-- Start of Raw data --
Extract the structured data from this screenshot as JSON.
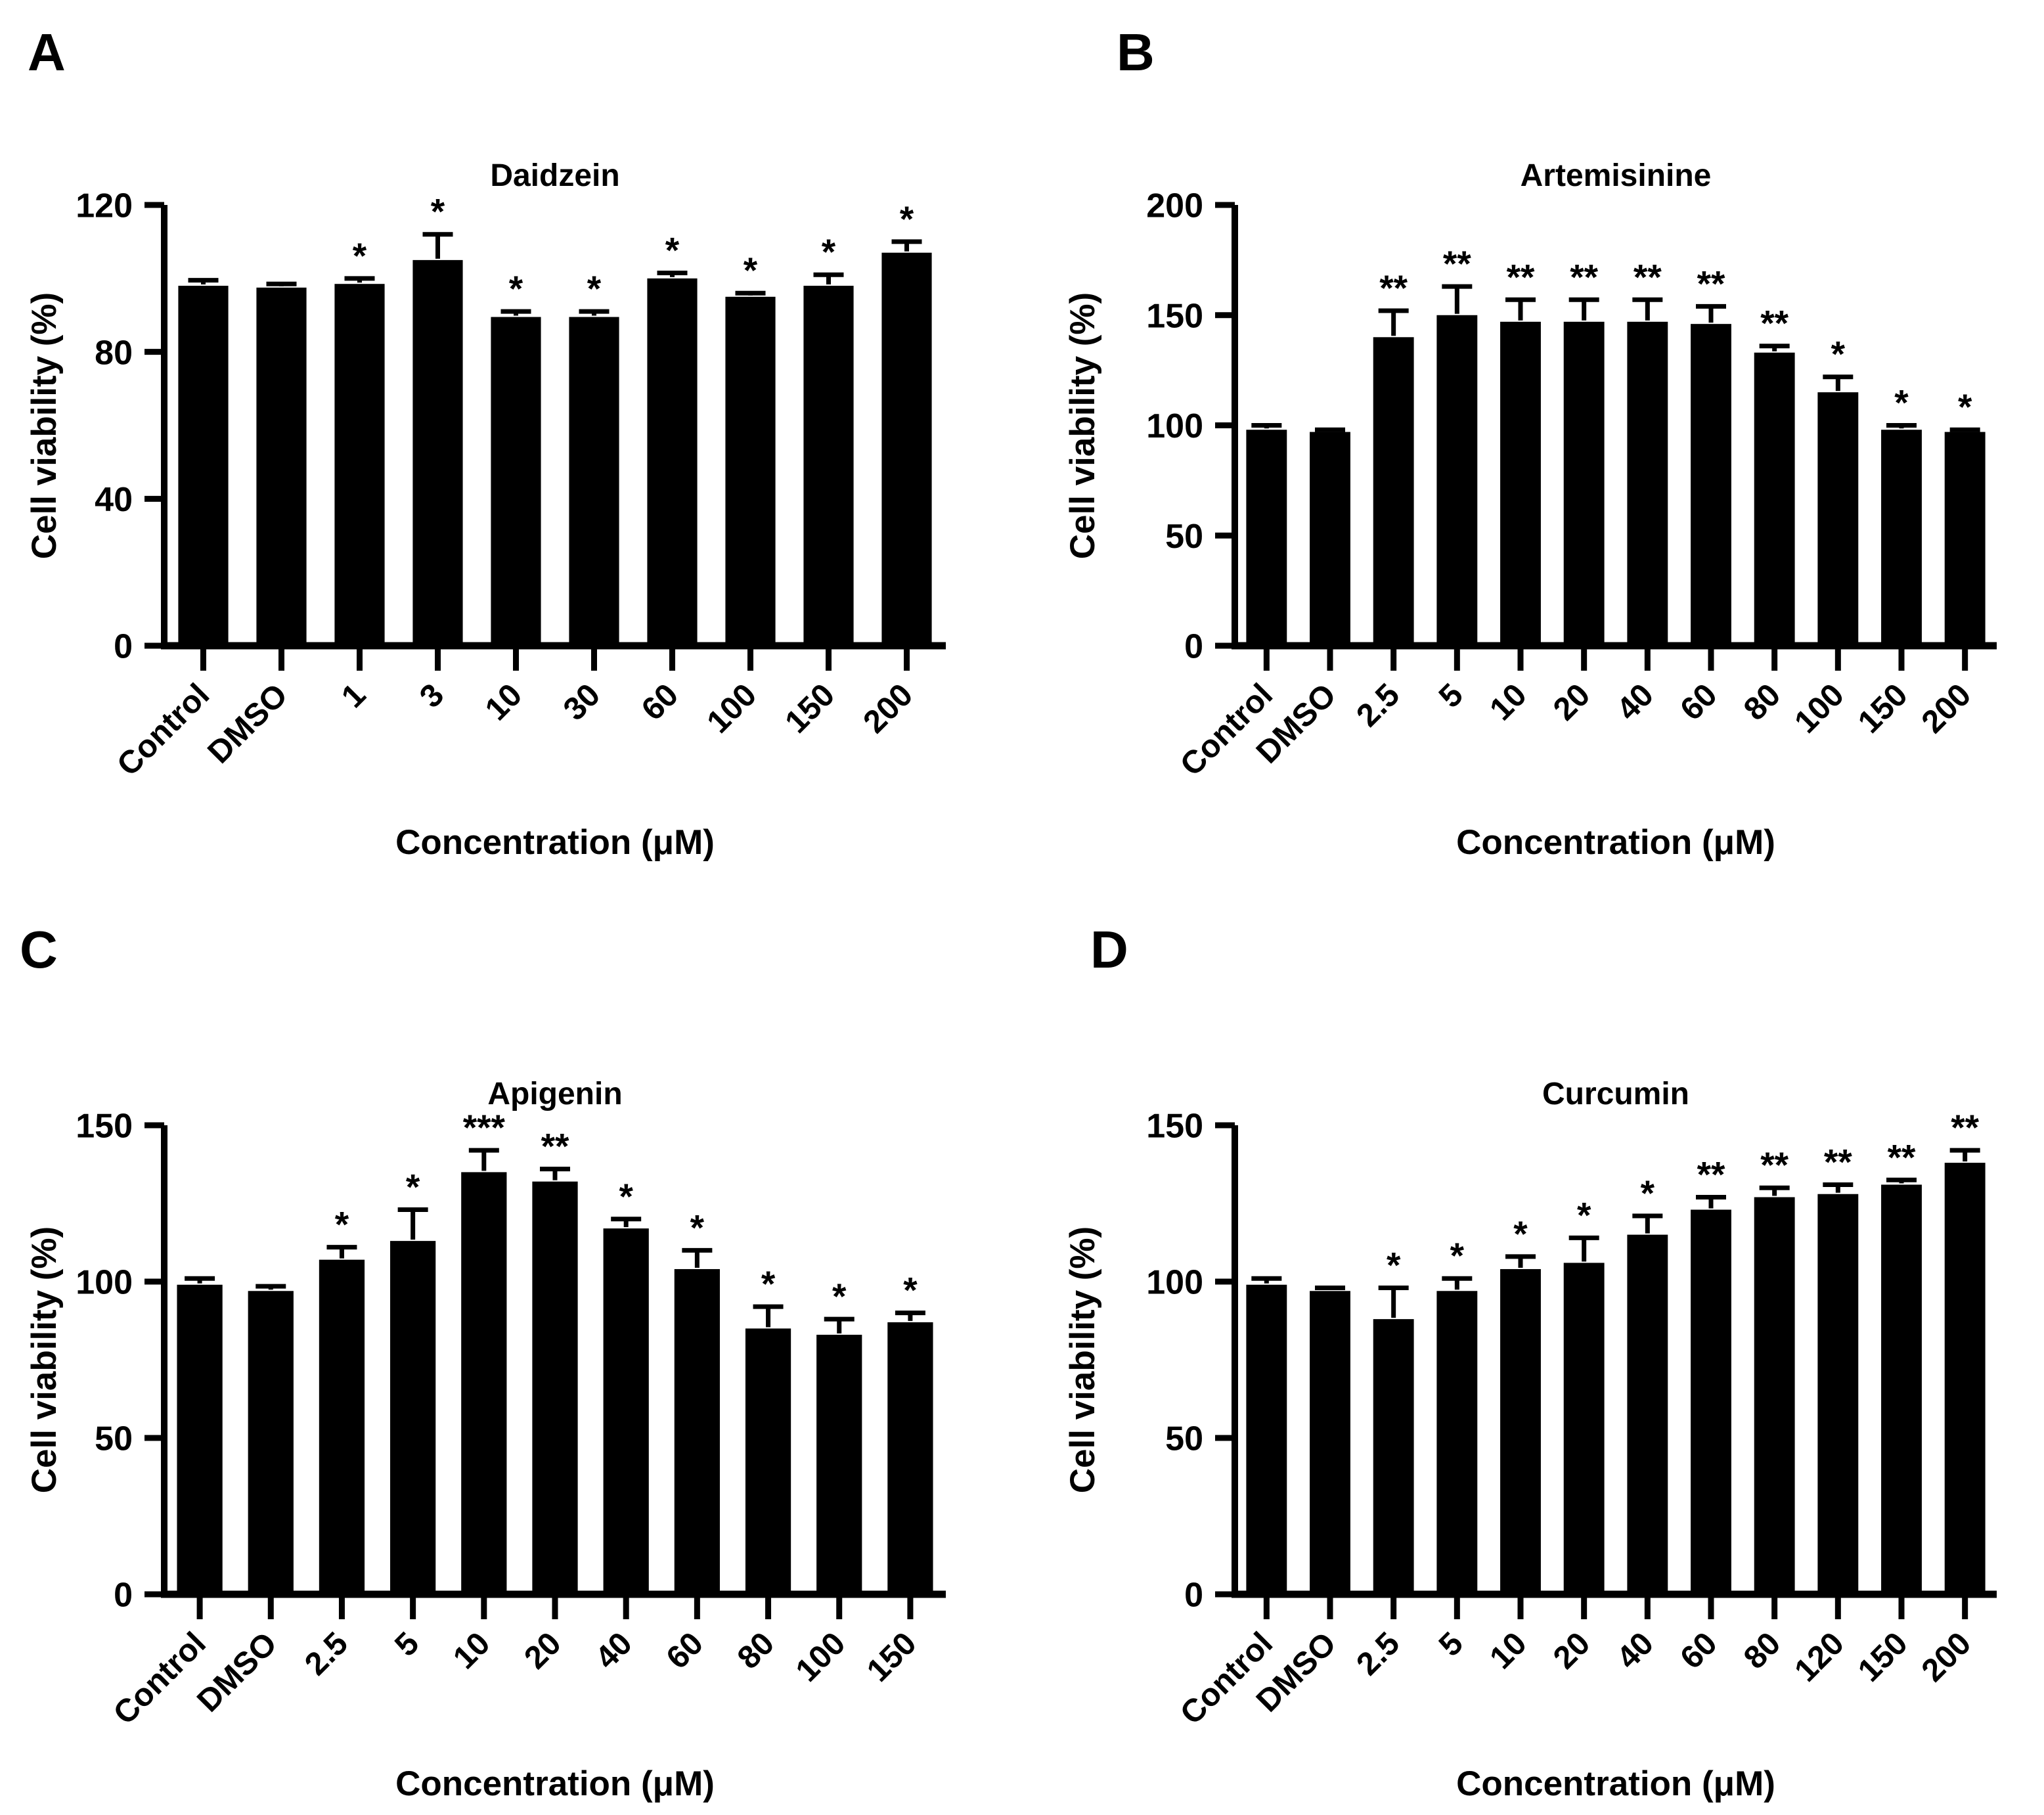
{
  "figure": {
    "background": "#ffffff",
    "bar_color": "#000000",
    "panel_labels": [
      "A",
      "B",
      "C",
      "D"
    ]
  },
  "chart_data": [
    {
      "type": "bar",
      "panel": "A",
      "title": "Daidzein",
      "xlabel": "Concentration (μM)",
      "ylabel": "Cell viability (%)",
      "ylim": [
        0,
        120
      ],
      "yticks": [
        0,
        40,
        80,
        120
      ],
      "grid": false,
      "legend": "none",
      "categories": [
        "Control",
        "DMSO",
        "1",
        "3",
        "10",
        "30",
        "60",
        "100",
        "150",
        "200"
      ],
      "values": [
        98,
        97.5,
        98.5,
        105,
        89.5,
        89.5,
        100,
        95,
        98,
        107
      ],
      "errors": [
        1.5,
        1,
        1.5,
        7,
        1.5,
        1.5,
        1.5,
        1,
        3,
        3
      ],
      "significance": [
        "",
        "",
        "*",
        "*",
        "*",
        "*",
        "*",
        "*",
        "*",
        "*"
      ]
    },
    {
      "type": "bar",
      "panel": "B",
      "title": "Artemisinine",
      "xlabel": "Concentration (μM)",
      "ylabel": "Cell viability (%)",
      "ylim": [
        0,
        200
      ],
      "yticks": [
        0,
        50,
        100,
        150,
        200
      ],
      "grid": false,
      "legend": "none",
      "categories": [
        "Control",
        "DMSO",
        "2.5",
        "5",
        "10",
        "20",
        "40",
        "60",
        "80",
        "100",
        "150",
        "200"
      ],
      "values": [
        98,
        97,
        140,
        150,
        147,
        147,
        147,
        146,
        133,
        115,
        98,
        97
      ],
      "errors": [
        2,
        1,
        12,
        13,
        10,
        10,
        10,
        8,
        3,
        7,
        2,
        1
      ],
      "significance": [
        "",
        "",
        "**",
        "**",
        "**",
        "**",
        "**",
        "**",
        "**",
        "*",
        "*",
        "*"
      ]
    },
    {
      "type": "bar",
      "panel": "C",
      "title": "Apigenin",
      "xlabel": "Concentration (μM)",
      "ylabel": "Cell viability (%)",
      "ylim": [
        0,
        150
      ],
      "yticks": [
        0,
        50,
        100,
        150
      ],
      "grid": false,
      "legend": "none",
      "categories": [
        "Control",
        "DMSO",
        "2.5",
        "5",
        "10",
        "20",
        "40",
        "60",
        "80",
        "100",
        "150"
      ],
      "values": [
        99,
        97,
        107,
        113,
        135,
        132,
        117,
        104,
        85,
        83,
        87
      ],
      "errors": [
        2,
        1.5,
        4,
        10,
        7,
        4,
        3,
        6,
        7,
        5,
        3
      ],
      "significance": [
        "",
        "",
        "*",
        "*",
        "***",
        "**",
        "*",
        "*",
        "*",
        "*",
        "*"
      ]
    },
    {
      "type": "bar",
      "panel": "D",
      "title": "Curcumin",
      "xlabel": "Concentration (μM)",
      "ylabel": "Cell viability (%)",
      "ylim": [
        0,
        150
      ],
      "yticks": [
        0,
        50,
        100,
        150
      ],
      "grid": false,
      "legend": "none",
      "categories": [
        "Control",
        "DMSO",
        "2.5",
        "5",
        "10",
        "20",
        "40",
        "60",
        "80",
        "120",
        "150",
        "200"
      ],
      "values": [
        99,
        97,
        88,
        97,
        104,
        106,
        115,
        123,
        127,
        128,
        131,
        138
      ],
      "errors": [
        2,
        1,
        10,
        4,
        4,
        8,
        6,
        4,
        3,
        3,
        1.5,
        4
      ],
      "significance": [
        "",
        "",
        "*",
        "*",
        "*",
        "*",
        "*",
        "**",
        "**",
        "**",
        "**",
        "**"
      ]
    }
  ]
}
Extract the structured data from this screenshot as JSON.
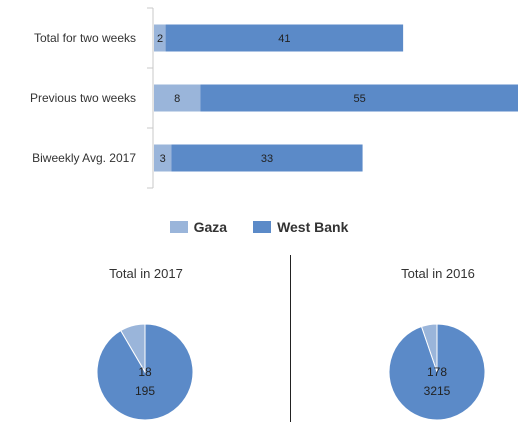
{
  "chart_data": [
    {
      "type": "bar",
      "orientation": "horizontal",
      "stacked": true,
      "categories": [
        "Total for two weeks",
        "Previous two weeks",
        "Biweekly Avg. 2017"
      ],
      "series": [
        {
          "name": "Gaza",
          "values": [
            2,
            8,
            3
          ],
          "color": "#9ab5da"
        },
        {
          "name": "West Bank",
          "values": [
            41,
            55,
            33
          ],
          "color": "#5b8ac8"
        }
      ],
      "xlim": [
        0,
        63
      ],
      "grid": false,
      "legend": "bottom"
    },
    {
      "type": "pie",
      "title": "Total in 2017",
      "labels": [
        "Gaza",
        "West Bank"
      ],
      "values": [
        18,
        195
      ],
      "colors": [
        "#9ab5da",
        "#5b8ac8"
      ]
    },
    {
      "type": "pie",
      "title": "Total in 2016",
      "labels": [
        "Gaza",
        "West Bank"
      ],
      "values": [
        178,
        3215
      ],
      "colors": [
        "#9ab5da",
        "#5b8ac8"
      ]
    }
  ],
  "legend": {
    "items": [
      {
        "label": "Gaza",
        "color": "#9ab5da"
      },
      {
        "label": "West Bank",
        "color": "#5b8ac8"
      }
    ]
  }
}
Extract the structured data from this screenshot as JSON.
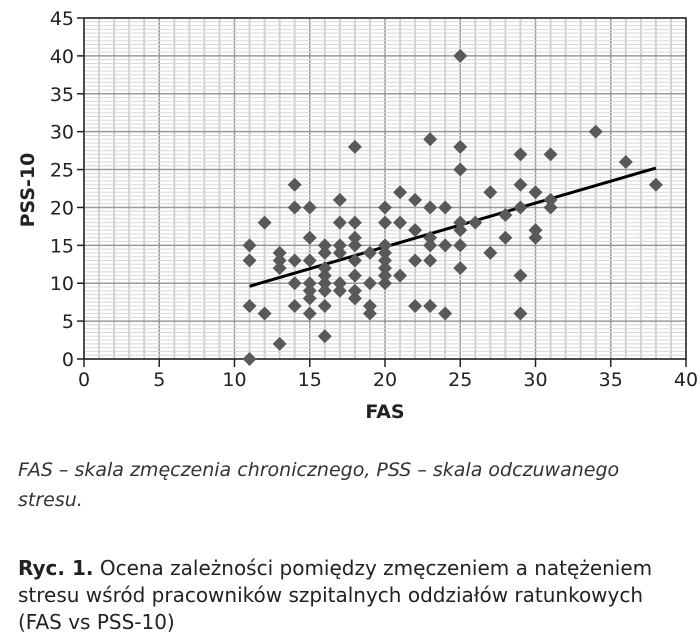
{
  "chart_data": {
    "type": "scatter",
    "xlabel": "FAS",
    "ylabel": "PSS-10",
    "xlim": [
      0,
      40
    ],
    "ylim": [
      0,
      45
    ],
    "xticks": [
      "0",
      "5",
      "10",
      "15",
      "20",
      "25",
      "30",
      "35",
      "40"
    ],
    "yticks": [
      "0",
      "5",
      "10",
      "15",
      "20",
      "25",
      "30",
      "35",
      "40",
      "45"
    ],
    "grid": true,
    "marker_color": "#595959",
    "points": [
      [
        11,
        15
      ],
      [
        11,
        13
      ],
      [
        11,
        7
      ],
      [
        11,
        0
      ],
      [
        12,
        18
      ],
      [
        12,
        6
      ],
      [
        13,
        14
      ],
      [
        13,
        13
      ],
      [
        13,
        12
      ],
      [
        13,
        2
      ],
      [
        14,
        23
      ],
      [
        14,
        20
      ],
      [
        14,
        13
      ],
      [
        14,
        10
      ],
      [
        14,
        7
      ],
      [
        15,
        20
      ],
      [
        15,
        16
      ],
      [
        15,
        13
      ],
      [
        15,
        10
      ],
      [
        15,
        9
      ],
      [
        15,
        8
      ],
      [
        15,
        6
      ],
      [
        16,
        15
      ],
      [
        16,
        14
      ],
      [
        16,
        12
      ],
      [
        16,
        11
      ],
      [
        16,
        10
      ],
      [
        16,
        9
      ],
      [
        16,
        7
      ],
      [
        16,
        3
      ],
      [
        17,
        21
      ],
      [
        17,
        18
      ],
      [
        17,
        15
      ],
      [
        17,
        14
      ],
      [
        17,
        10
      ],
      [
        17,
        9
      ],
      [
        18,
        28
      ],
      [
        18,
        18
      ],
      [
        18,
        16
      ],
      [
        18,
        15
      ],
      [
        18,
        13
      ],
      [
        18,
        11
      ],
      [
        18,
        9
      ],
      [
        18,
        8
      ],
      [
        19,
        14
      ],
      [
        19,
        10
      ],
      [
        19,
        7
      ],
      [
        19,
        6
      ],
      [
        20,
        20
      ],
      [
        20,
        18
      ],
      [
        20,
        15
      ],
      [
        20,
        14
      ],
      [
        20,
        13
      ],
      [
        20,
        12
      ],
      [
        20,
        11
      ],
      [
        20,
        10
      ],
      [
        21,
        22
      ],
      [
        21,
        18
      ],
      [
        21,
        11
      ],
      [
        22,
        21
      ],
      [
        22,
        17
      ],
      [
        22,
        13
      ],
      [
        22,
        7
      ],
      [
        23,
        29
      ],
      [
        23,
        20
      ],
      [
        23,
        16
      ],
      [
        23,
        15
      ],
      [
        23,
        13
      ],
      [
        23,
        7
      ],
      [
        24,
        20
      ],
      [
        24,
        15
      ],
      [
        24,
        6
      ],
      [
        25,
        40
      ],
      [
        25,
        28
      ],
      [
        25,
        25
      ],
      [
        25,
        18
      ],
      [
        25,
        17
      ],
      [
        25,
        15
      ],
      [
        25,
        12
      ],
      [
        26,
        18
      ],
      [
        27,
        22
      ],
      [
        27,
        14
      ],
      [
        28,
        19
      ],
      [
        28,
        16
      ],
      [
        29,
        27
      ],
      [
        29,
        23
      ],
      [
        29,
        20
      ],
      [
        29,
        11
      ],
      [
        29,
        6
      ],
      [
        30,
        22
      ],
      [
        30,
        17
      ],
      [
        30,
        16
      ],
      [
        31,
        27
      ],
      [
        31,
        21
      ],
      [
        31,
        20
      ],
      [
        34,
        30
      ],
      [
        36,
        26
      ],
      [
        38,
        23
      ]
    ],
    "trendline": [
      [
        11,
        9.6
      ],
      [
        38,
        25.2
      ]
    ]
  },
  "note": "FAS – skala zmęczenia chronicznego, PSS – skala odczuwanego stresu.",
  "caption": {
    "label": "Ryc. 1.",
    "text": " Ocena zależności pomiędzy zmęczeniem a natężeniem stresu wśród pracowników szpitalnych oddziałów ratunkowych (FAS vs PSS-10)"
  }
}
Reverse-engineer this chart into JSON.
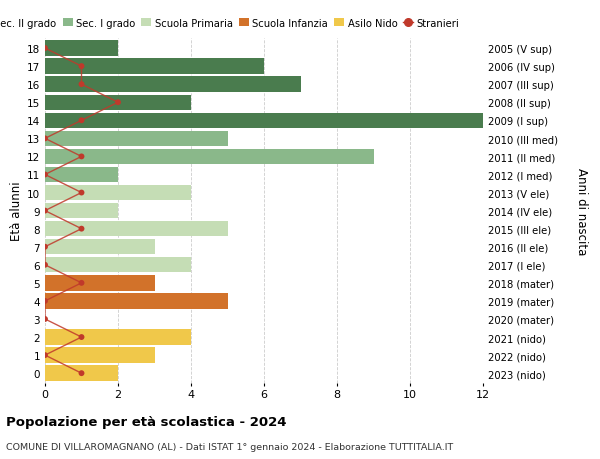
-- End of Raw data --
**Problem details**
List every line above containing the word "West".

**Reply to the exercise**
          "name": "West Bank",
        "West Bank"
        "West Bank"
        "label": "West Bank",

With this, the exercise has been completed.